WHAT IS BEING ASKED —
Quote every entry word for word.

== PROVIDED INFORMATION

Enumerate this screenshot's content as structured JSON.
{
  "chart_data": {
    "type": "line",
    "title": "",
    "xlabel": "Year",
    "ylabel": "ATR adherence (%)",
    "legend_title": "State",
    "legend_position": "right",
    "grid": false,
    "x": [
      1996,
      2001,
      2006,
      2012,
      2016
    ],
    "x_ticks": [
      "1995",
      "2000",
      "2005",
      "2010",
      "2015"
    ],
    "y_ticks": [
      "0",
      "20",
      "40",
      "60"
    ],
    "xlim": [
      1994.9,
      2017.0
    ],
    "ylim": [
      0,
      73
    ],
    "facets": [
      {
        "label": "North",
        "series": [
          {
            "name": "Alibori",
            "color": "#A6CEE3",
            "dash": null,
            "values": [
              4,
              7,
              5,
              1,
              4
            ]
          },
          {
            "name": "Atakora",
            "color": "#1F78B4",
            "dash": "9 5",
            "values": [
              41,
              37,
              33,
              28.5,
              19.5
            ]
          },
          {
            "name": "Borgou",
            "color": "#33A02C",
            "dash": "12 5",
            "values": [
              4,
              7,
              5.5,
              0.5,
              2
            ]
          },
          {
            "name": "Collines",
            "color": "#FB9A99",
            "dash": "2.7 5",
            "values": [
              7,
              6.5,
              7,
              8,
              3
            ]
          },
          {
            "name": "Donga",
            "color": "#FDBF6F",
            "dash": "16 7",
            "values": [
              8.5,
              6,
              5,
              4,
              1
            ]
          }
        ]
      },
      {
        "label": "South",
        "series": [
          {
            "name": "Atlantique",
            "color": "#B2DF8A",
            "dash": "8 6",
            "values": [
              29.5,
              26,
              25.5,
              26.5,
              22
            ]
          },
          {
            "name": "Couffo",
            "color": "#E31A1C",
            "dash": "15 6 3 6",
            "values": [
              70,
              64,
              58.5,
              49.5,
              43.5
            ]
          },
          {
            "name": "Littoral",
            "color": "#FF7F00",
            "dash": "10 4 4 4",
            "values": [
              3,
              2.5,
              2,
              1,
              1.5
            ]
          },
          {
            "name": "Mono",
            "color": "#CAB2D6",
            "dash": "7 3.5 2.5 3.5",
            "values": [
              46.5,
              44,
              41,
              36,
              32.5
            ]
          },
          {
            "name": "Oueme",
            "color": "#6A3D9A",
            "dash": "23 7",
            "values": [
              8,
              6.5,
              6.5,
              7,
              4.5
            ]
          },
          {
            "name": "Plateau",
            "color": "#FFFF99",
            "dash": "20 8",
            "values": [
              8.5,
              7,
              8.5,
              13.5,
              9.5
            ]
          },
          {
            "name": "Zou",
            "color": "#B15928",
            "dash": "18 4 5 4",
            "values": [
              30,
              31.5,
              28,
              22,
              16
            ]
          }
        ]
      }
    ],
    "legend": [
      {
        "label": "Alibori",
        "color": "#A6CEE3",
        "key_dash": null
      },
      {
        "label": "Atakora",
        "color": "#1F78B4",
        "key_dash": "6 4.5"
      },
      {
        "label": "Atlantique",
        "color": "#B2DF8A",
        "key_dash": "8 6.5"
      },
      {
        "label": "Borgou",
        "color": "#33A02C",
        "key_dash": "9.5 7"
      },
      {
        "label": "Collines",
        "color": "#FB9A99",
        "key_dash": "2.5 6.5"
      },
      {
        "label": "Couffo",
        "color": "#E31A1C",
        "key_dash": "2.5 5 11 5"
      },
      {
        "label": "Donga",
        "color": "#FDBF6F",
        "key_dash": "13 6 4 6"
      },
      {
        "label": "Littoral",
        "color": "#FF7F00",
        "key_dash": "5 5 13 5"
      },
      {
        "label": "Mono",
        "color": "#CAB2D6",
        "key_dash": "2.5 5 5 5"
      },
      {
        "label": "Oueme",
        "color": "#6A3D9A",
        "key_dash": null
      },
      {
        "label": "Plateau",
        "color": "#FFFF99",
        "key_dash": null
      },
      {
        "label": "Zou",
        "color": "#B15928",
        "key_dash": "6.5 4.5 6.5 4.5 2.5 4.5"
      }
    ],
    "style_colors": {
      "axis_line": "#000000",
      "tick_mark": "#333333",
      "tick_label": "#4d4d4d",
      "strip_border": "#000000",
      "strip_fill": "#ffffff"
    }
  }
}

====

RESULT OF THE TASK —
Enumerate this screenshot's content as structured JSON.
{
  "chart_data": {
    "type": "line",
    "title": "",
    "xlabel": "Year",
    "ylabel": "ATR adherence (%)",
    "legend_title": "State",
    "legend_position": "right",
    "grid": false,
    "x": [
      1996,
      2001,
      2006,
      2012,
      2016
    ],
    "x_ticks": [
      "1995",
      "2000",
      "2005",
      "2010",
      "2015"
    ],
    "y_ticks": [
      "0",
      "20",
      "40",
      "60"
    ],
    "xlim": [
      1994.9,
      2017.0
    ],
    "ylim": [
      0,
      73
    ],
    "facets": [
      {
        "label": "North",
        "series": [
          {
            "name": "Alibori",
            "color": "#A6CEE3",
            "dash": null,
            "values": [
              4,
              7,
              5,
              1,
              4
            ]
          },
          {
            "name": "Atakora",
            "color": "#1F78B4",
            "dash": "9 5",
            "values": [
              41,
              37,
              33,
              28.5,
              19.5
            ]
          },
          {
            "name": "Borgou",
            "color": "#33A02C",
            "dash": "12 5",
            "values": [
              4,
              7,
              5.5,
              0.5,
              2
            ]
          },
          {
            "name": "Collines",
            "color": "#FB9A99",
            "dash": "2.7 5",
            "values": [
              7,
              6.5,
              7,
              8,
              3
            ]
          },
          {
            "name": "Donga",
            "color": "#FDBF6F",
            "dash": "16 7",
            "values": [
              8.5,
              6,
              5,
              4,
              1
            ]
          }
        ]
      },
      {
        "label": "South",
        "series": [
          {
            "name": "Atlantique",
            "color": "#B2DF8A",
            "dash": "8 6",
            "values": [
              29.5,
              26,
              25.5,
              26.5,
              22
            ]
          },
          {
            "name": "Couffo",
            "color": "#E31A1C",
            "dash": "15 6 3 6",
            "values": [
              70,
              64,
              58.5,
              49.5,
              43.5
            ]
          },
          {
            "name": "Littoral",
            "color": "#FF7F00",
            "dash": "10 4 4 4",
            "values": [
              3,
              2.5,
              2,
              1,
              1.5
            ]
          },
          {
            "name": "Mono",
            "color": "#CAB2D6",
            "dash": "7 3.5 2.5 3.5",
            "values": [
              46.5,
              44,
              41,
              36,
              32.5
            ]
          },
          {
            "name": "Oueme",
            "color": "#6A3D9A",
            "dash": "23 7",
            "values": [
              8,
              6.5,
              6.5,
              7,
              4.5
            ]
          },
          {
            "name": "Plateau",
            "color": "#FFFF99",
            "dash": "20 8",
            "values": [
              8.5,
              7,
              8.5,
              13.5,
              9.5
            ]
          },
          {
            "name": "Zou",
            "color": "#B15928",
            "dash": "18 4 5 4",
            "values": [
              30,
              31.5,
              28,
              22,
              16
            ]
          }
        ]
      }
    ],
    "legend": [
      {
        "label": "Alibori",
        "color": "#A6CEE3",
        "key_dash": null
      },
      {
        "label": "Atakora",
        "color": "#1F78B4",
        "key_dash": "6 4.5"
      },
      {
        "label": "Atlantique",
        "color": "#B2DF8A",
        "key_dash": "8 6.5"
      },
      {
        "label": "Borgou",
        "color": "#33A02C",
        "key_dash": "9.5 7"
      },
      {
        "label": "Collines",
        "color": "#FB9A99",
        "key_dash": "2.5 6.5"
      },
      {
        "label": "Couffo",
        "color": "#E31A1C",
        "key_dash": "2.5 5 11 5"
      },
      {
        "label": "Donga",
        "color": "#FDBF6F",
        "key_dash": "13 6 4 6"
      },
      {
        "label": "Littoral",
        "color": "#FF7F00",
        "key_dash": "5 5 13 5"
      },
      {
        "label": "Mono",
        "color": "#CAB2D6",
        "key_dash": "2.5 5 5 5"
      },
      {
        "label": "Oueme",
        "color": "#6A3D9A",
        "key_dash": null
      },
      {
        "label": "Plateau",
        "color": "#FFFF99",
        "key_dash": null
      },
      {
        "label": "Zou",
        "color": "#B15928",
        "key_dash": "6.5 4.5 6.5 4.5 2.5 4.5"
      }
    ],
    "style_colors": {
      "axis_line": "#000000",
      "tick_mark": "#333333",
      "tick_label": "#4d4d4d",
      "strip_border": "#000000",
      "strip_fill": "#ffffff"
    }
  }
}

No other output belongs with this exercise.